── Available records ──
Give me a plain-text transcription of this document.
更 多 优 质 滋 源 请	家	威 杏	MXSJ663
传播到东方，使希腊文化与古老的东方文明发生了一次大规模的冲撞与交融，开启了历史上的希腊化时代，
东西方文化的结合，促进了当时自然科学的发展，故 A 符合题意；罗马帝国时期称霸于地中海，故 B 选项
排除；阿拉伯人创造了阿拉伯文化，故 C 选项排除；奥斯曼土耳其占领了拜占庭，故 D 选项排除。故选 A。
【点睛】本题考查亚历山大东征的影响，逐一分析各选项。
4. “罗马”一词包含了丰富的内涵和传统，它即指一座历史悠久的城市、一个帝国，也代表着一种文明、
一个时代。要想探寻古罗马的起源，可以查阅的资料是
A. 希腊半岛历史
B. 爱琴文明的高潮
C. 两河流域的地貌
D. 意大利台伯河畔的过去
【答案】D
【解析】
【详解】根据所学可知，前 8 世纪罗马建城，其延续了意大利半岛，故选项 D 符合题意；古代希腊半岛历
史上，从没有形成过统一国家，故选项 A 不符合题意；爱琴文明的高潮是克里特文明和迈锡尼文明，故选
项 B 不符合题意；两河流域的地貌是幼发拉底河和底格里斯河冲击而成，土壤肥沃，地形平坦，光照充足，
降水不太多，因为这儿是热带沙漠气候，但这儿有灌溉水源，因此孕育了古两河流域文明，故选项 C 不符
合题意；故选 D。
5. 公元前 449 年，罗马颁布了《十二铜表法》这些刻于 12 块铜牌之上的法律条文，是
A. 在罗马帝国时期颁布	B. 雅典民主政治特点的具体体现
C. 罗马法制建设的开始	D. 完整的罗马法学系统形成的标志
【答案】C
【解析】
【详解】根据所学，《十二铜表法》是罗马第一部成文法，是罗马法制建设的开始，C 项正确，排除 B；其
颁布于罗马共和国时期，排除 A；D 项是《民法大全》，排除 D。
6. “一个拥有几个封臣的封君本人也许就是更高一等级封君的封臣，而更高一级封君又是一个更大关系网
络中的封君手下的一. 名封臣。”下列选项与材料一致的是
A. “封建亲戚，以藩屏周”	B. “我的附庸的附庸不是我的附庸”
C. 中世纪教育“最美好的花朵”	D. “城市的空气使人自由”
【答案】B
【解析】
───
__Your goal__. Isolate the lines above that contain the word "十二铜表法" and copy them.

__Written answer__.
5. 公元前 449 年，罗马颁布了《十二铜表法》这些刻于 12 块铜牌之上的法律条文，是
【详解】根据所学，《十二铜表法》是罗马第一部成文法，是罗马法制建设的开始，C 项正确，排除 B；其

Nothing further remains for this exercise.